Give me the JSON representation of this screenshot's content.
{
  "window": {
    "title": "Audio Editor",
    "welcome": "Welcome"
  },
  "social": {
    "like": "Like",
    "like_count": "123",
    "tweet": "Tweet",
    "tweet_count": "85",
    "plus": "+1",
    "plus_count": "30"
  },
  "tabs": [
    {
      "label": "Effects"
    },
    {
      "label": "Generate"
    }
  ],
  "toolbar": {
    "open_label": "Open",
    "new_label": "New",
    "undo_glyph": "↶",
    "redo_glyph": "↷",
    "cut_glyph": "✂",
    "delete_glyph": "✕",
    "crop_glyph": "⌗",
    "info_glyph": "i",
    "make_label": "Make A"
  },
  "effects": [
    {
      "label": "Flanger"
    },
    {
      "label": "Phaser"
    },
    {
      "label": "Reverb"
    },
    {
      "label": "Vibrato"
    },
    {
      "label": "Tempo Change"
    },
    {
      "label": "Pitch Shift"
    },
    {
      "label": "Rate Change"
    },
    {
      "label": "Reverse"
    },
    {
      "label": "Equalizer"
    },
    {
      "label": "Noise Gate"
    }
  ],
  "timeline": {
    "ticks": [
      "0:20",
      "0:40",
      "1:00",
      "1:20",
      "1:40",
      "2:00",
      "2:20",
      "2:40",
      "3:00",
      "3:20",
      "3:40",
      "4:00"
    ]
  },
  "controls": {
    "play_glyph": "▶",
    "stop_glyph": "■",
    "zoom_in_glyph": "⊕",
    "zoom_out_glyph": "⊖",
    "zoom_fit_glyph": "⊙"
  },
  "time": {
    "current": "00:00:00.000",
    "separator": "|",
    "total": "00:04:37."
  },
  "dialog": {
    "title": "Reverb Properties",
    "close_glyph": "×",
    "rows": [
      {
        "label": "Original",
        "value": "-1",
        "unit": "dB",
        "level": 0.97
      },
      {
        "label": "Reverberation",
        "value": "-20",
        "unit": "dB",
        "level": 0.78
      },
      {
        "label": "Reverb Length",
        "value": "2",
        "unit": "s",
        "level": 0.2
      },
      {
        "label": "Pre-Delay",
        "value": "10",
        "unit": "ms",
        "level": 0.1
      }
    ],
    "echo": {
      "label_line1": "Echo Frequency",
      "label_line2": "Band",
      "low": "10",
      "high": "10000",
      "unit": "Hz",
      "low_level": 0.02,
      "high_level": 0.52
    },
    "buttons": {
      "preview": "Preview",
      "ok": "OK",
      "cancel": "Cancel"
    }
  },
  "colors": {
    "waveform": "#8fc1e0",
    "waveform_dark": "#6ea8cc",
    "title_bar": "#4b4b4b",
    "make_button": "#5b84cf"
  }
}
========
Write out the data again, exactly and in full.

Finished task:
Give me the JSON representation of this screenshot's content.
{
  "window": {
    "title": "Audio Editor",
    "welcome": "Welcome"
  },
  "social": {
    "like": "Like",
    "like_count": "123",
    "tweet": "Tweet",
    "tweet_count": "85",
    "plus": "+1",
    "plus_count": "30"
  },
  "tabs": [
    {
      "label": "Effects"
    },
    {
      "label": "Generate"
    }
  ],
  "toolbar": {
    "open_label": "Open",
    "new_label": "New",
    "undo_glyph": "↶",
    "redo_glyph": "↷",
    "cut_glyph": "✂",
    "delete_glyph": "✕",
    "crop_glyph": "⌗",
    "info_glyph": "i",
    "make_label": "Make A"
  },
  "effects": [
    {
      "label": "Flanger"
    },
    {
      "label": "Phaser"
    },
    {
      "label": "Reverb"
    },
    {
      "label": "Vibrato"
    },
    {
      "label": "Tempo Change"
    },
    {
      "label": "Pitch Shift"
    },
    {
      "label": "Rate Change"
    },
    {
      "label": "Reverse"
    },
    {
      "label": "Equalizer"
    },
    {
      "label": "Noise Gate"
    }
  ],
  "timeline": {
    "ticks": [
      "0:20",
      "0:40",
      "1:00",
      "1:20",
      "1:40",
      "2:00",
      "2:20",
      "2:40",
      "3:00",
      "3:20",
      "3:40",
      "4:00"
    ]
  },
  "controls": {
    "play_glyph": "▶",
    "stop_glyph": "■",
    "zoom_in_glyph": "⊕",
    "zoom_out_glyph": "⊖",
    "zoom_fit_glyph": "⊙"
  },
  "time": {
    "current": "00:00:00.000",
    "separator": "|",
    "total": "00:04:37."
  },
  "dialog": {
    "title": "Reverb Properties",
    "close_glyph": "×",
    "rows": [
      {
        "label": "Original",
        "value": "-1",
        "unit": "dB",
        "level": 0.97
      },
      {
        "label": "Reverberation",
        "value": "-20",
        "unit": "dB",
        "level": 0.78
      },
      {
        "label": "Reverb Length",
        "value": "2",
        "unit": "s",
        "level": 0.2
      },
      {
        "label": "Pre-Delay",
        "value": "10",
        "unit": "ms",
        "level": 0.1
      }
    ],
    "echo": {
      "label_line1": "Echo Frequency",
      "label_line2": "Band",
      "low": "10",
      "high": "10000",
      "unit": "Hz",
      "low_level": 0.02,
      "high_level": 0.52
    },
    "buttons": {
      "preview": "Preview",
      "ok": "OK",
      "cancel": "Cancel"
    }
  },
  "colors": {
    "waveform": "#8fc1e0",
    "waveform_dark": "#6ea8cc",
    "title_bar": "#4b4b4b",
    "make_button": "#5b84cf"
  }
}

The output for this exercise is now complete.